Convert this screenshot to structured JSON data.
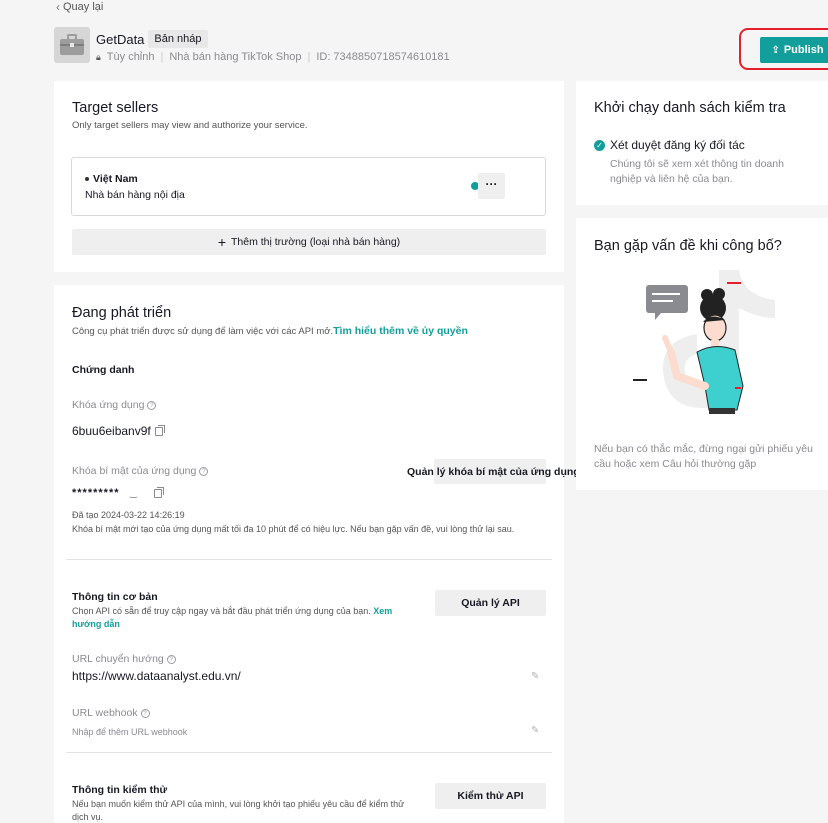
{
  "nav": {
    "back_label": "Quay lại"
  },
  "app": {
    "name": "GetData",
    "status_badge": "Bản nháp",
    "type": "Tùy chỉnh",
    "category": "Nhà bán hàng TikTok Shop",
    "id_text": "ID: 7348850718574610181"
  },
  "publish": {
    "label": "Publish"
  },
  "target_sellers": {
    "title": "Target sellers",
    "subtitle": "Only target sellers may view and authorize your service.",
    "market": {
      "name": "Việt Nam",
      "desc": "Nhà bán hàng nội địa",
      "more": "···"
    },
    "add_market": "Thêm thị trường (loại nhà bán hàng)"
  },
  "development": {
    "title": "Đang phát triển",
    "subtitle": "Công cụ phát triển được sử dụng để làm việc với các API mở.",
    "learn_link": "Tìm hiểu thêm về ủy quyền",
    "credentials_heading": "Chứng danh",
    "app_key_label": "Khóa ứng dụng",
    "app_key_value": "6buu6eibanv9f",
    "secret_label": "Khóa bí mật của ứng dụng",
    "manage_secret_button": "Quản lý khóa bí mật của ứng dụng",
    "secret_value": "*********",
    "created_at": "Đã tạo 2024-03-22 14:26:19",
    "secret_note": "Khóa bí mật mới tạo của ứng dụng mất tối đa 10 phút để có hiệu lực. Nếu bạn gặp vấn đề, vui lòng thử lại sau.",
    "basic_info_heading": "Thông tin cơ bản",
    "basic_info_desc": "Chọn API có sẵn để truy cập ngay và bắt đầu phát triển ứng dụng của bạn.",
    "basic_info_link_1": "Xem",
    "basic_info_link_2": "hướng dẫn",
    "manage_api_button": "Quản lý API",
    "redirect_label": "URL chuyển hướng",
    "redirect_value": "https://www.dataanalyst.edu.vn/",
    "webhook_label": "URL webhook",
    "webhook_placeholder": "Nhập để thêm URL webhook",
    "test_heading": "Thông tin kiểm thử",
    "test_desc_1": "Nếu bạn muốn kiểm thử API của mình, vui lòng khởi tạo phiếu yêu cầu để kiểm thử",
    "test_desc_2": "dịch vụ.",
    "test_api_button": "Kiểm thử API"
  },
  "checklist": {
    "title": "Khởi chạy danh sách kiểm tra",
    "item_title": "Xét duyệt đăng ký đối tác",
    "item_desc": "Chúng tôi sẽ xem xét thông tin doanh nghiệp và liên hệ của bạn."
  },
  "help": {
    "title": "Bạn gặp vấn đề khi công bố?",
    "desc": "Nếu bạn có thắc mắc, đừng ngại gửi phiếu yêu cầu hoặc xem Câu hỏi thường gặp"
  },
  "colors": {
    "accent": "#129f9c",
    "highlight": "#e3202c",
    "background": "#f5f5f5"
  }
}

● **DIRECTIONS**: Pick out all lines from the data above in which the word "lòng" appears.

● **COMPLETE ANSWER**:
    "secret_note": "Khóa bí mật mới tạo của ứng dụng mất tối đa 10 phút để có hiệu lực. Nếu bạn gặp vấn đề, vui lòng thử lại sau.",
    "test_desc_1": "Nếu bạn muốn kiểm thử API của mình, vui lòng khởi tạo phiếu yêu cầu để kiểm thử",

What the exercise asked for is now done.